### Brief:
Records follow. Select each line holding "JSON".

### Input material:
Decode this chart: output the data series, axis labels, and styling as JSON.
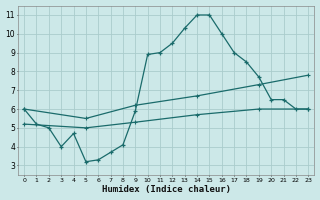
{
  "xlabel": "Humidex (Indice chaleur)",
  "bg_color": "#cce8e8",
  "grid_color": "#aacccc",
  "line_color": "#1a6b6b",
  "line1_x": [
    0,
    1,
    2,
    3,
    4,
    5,
    6,
    7,
    8,
    9,
    10,
    11,
    12,
    13,
    14,
    15,
    16,
    17,
    18,
    19,
    20,
    21,
    22,
    23
  ],
  "line1_y": [
    6.0,
    5.2,
    5.0,
    4.0,
    4.7,
    3.2,
    3.3,
    3.7,
    4.1,
    5.9,
    8.9,
    9.0,
    9.5,
    10.3,
    11.0,
    11.0,
    10.0,
    9.0,
    8.5,
    7.7,
    6.5,
    6.5,
    6.0,
    6.0
  ],
  "line2_x": [
    0,
    5,
    9,
    14,
    19,
    23
  ],
  "line2_y": [
    6.0,
    5.5,
    6.2,
    6.7,
    7.3,
    7.8
  ],
  "line3_x": [
    0,
    5,
    9,
    14,
    19,
    23
  ],
  "line3_y": [
    5.2,
    5.0,
    5.3,
    5.7,
    6.0,
    6.0
  ],
  "ylim": [
    2.5,
    11.5
  ],
  "xlim": [
    -0.5,
    23.5
  ],
  "yticks": [
    3,
    4,
    5,
    6,
    7,
    8,
    9,
    10,
    11
  ],
  "xticks": [
    0,
    1,
    2,
    3,
    4,
    5,
    6,
    7,
    8,
    9,
    10,
    11,
    12,
    13,
    14,
    15,
    16,
    17,
    18,
    19,
    20,
    21,
    22,
    23
  ]
}
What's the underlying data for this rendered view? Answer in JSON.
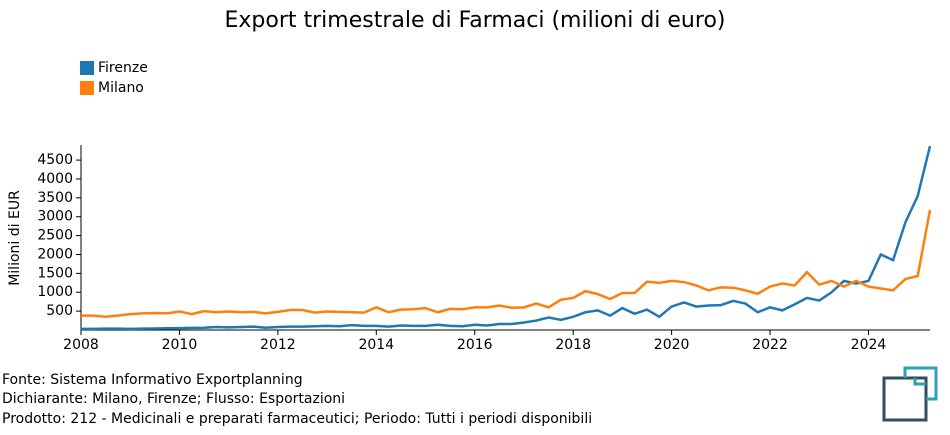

### Solution for this problem:
Decode this chart: output the data series, axis labels, and styling as JSON.
What's the underlying data for this rendered view? Answer in JSON.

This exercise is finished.